• **Short exercise**:
Please update everything from the line containing "List each element" down to the line containing "result-line: Correct Answer.", replacing "Output Window" with "Console Window" and leaving the rest unchanged.

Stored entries
- - - - - - -
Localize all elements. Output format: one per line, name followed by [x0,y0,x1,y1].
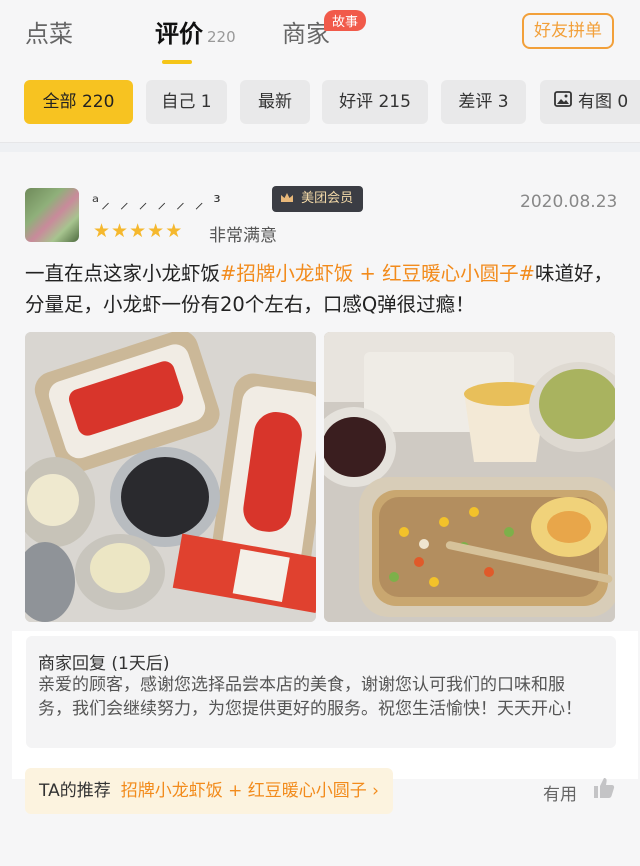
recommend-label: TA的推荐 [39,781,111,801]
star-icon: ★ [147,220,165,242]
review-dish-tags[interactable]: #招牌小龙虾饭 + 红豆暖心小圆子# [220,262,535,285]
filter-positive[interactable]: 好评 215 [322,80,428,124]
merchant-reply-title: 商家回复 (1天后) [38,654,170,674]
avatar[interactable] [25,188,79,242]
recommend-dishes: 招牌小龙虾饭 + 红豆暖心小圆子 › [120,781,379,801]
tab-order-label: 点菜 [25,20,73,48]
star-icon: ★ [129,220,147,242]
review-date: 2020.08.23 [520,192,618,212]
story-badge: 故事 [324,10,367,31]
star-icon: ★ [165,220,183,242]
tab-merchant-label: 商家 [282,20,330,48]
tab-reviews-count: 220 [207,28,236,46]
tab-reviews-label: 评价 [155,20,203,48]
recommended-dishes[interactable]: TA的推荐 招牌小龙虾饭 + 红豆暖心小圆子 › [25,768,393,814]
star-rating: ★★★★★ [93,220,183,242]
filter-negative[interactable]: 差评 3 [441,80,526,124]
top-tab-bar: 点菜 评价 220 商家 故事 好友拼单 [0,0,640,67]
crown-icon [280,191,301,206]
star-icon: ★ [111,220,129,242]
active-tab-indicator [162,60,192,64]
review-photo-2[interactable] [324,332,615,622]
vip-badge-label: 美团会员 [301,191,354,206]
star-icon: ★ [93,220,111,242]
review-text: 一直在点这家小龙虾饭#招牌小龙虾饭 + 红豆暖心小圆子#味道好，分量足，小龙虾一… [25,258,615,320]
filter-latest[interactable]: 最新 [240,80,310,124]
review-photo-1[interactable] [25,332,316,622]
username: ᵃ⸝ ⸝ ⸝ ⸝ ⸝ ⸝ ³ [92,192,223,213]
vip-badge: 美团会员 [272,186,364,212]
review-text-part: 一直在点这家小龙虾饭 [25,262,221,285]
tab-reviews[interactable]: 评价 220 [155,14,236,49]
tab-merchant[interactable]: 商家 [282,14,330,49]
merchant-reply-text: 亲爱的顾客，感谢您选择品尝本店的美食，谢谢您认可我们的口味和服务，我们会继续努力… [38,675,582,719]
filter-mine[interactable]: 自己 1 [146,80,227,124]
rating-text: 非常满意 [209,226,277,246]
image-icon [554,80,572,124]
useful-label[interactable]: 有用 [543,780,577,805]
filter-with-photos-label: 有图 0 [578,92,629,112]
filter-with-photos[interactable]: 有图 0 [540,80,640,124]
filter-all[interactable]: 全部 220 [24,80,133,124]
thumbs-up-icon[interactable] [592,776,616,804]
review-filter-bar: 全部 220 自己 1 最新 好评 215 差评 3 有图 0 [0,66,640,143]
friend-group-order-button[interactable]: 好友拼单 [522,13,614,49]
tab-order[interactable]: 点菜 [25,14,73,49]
- - - - - - -
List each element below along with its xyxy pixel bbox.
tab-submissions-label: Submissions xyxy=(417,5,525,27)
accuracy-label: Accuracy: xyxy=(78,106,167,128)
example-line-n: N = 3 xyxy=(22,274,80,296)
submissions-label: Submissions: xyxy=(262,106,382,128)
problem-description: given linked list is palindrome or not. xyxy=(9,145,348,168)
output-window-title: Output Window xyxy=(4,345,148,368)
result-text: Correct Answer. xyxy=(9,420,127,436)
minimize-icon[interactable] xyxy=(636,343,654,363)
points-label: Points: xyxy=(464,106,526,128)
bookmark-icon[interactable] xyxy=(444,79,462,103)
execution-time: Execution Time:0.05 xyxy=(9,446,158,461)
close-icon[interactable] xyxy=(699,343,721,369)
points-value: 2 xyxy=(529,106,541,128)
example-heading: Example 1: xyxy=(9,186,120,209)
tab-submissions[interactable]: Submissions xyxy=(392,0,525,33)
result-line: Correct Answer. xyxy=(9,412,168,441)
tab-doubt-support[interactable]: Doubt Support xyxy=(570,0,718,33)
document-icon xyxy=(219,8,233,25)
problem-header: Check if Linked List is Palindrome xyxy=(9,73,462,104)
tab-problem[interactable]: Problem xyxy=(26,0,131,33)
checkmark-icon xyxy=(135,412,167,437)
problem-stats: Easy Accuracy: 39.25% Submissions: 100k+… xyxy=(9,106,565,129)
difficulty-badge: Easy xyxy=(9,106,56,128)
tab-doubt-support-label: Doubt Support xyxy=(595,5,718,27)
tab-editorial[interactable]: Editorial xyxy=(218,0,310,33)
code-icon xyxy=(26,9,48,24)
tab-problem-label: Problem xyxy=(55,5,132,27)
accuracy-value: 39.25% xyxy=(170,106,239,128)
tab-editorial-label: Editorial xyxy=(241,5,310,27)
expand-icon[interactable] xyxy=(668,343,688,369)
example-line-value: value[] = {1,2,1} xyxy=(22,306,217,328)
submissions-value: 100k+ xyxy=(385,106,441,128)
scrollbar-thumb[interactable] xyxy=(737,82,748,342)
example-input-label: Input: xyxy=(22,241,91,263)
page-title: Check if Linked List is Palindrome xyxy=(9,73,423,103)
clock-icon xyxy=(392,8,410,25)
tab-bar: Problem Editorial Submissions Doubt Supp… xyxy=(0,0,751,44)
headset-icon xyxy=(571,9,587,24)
- - - - - - -
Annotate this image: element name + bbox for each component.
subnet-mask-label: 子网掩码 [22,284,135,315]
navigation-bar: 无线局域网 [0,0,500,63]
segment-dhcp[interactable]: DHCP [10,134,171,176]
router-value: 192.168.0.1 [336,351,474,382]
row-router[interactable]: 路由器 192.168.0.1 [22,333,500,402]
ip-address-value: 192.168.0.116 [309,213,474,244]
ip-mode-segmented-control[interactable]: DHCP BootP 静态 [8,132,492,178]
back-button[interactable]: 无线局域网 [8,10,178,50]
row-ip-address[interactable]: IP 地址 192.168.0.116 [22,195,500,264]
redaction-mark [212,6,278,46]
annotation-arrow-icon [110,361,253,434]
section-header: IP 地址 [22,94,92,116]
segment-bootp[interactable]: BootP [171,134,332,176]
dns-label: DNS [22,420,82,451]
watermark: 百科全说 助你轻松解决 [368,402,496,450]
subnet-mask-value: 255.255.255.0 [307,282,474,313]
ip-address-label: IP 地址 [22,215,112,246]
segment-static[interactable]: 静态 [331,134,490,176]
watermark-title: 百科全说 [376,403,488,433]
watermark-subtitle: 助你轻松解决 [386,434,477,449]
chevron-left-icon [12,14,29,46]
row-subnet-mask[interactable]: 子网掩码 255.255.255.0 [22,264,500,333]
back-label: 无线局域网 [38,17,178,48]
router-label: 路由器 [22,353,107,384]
- - - - - - -
• **Exercise output**:
List each element below along with its xyxy pixel bbox.
tab-submissions-label: Submissions xyxy=(417,5,525,27)
accuracy-label: Accuracy: xyxy=(78,106,167,128)
example-line-n: N = 3 xyxy=(22,274,80,296)
submissions-label: Submissions: xyxy=(262,106,382,128)
problem-description: given linked list is palindrome or not. xyxy=(9,145,348,168)
output-window-title: Console Window xyxy=(4,345,148,368)
result-text: Correct Answer. xyxy=(9,420,127,436)
minimize-icon[interactable] xyxy=(636,343,654,363)
points-label: Points: xyxy=(464,106,526,128)
bookmark-icon[interactable] xyxy=(444,79,462,103)
execution-time: Execution Time:0.05 xyxy=(9,446,158,461)
close-icon[interactable] xyxy=(699,343,721,369)
points-value: 2 xyxy=(529,106,541,128)
example-heading: Example 1: xyxy=(9,186,120,209)
tab-submissions[interactable]: Submissions xyxy=(392,0,525,33)
result-line: Correct Answer. xyxy=(9,412,168,441)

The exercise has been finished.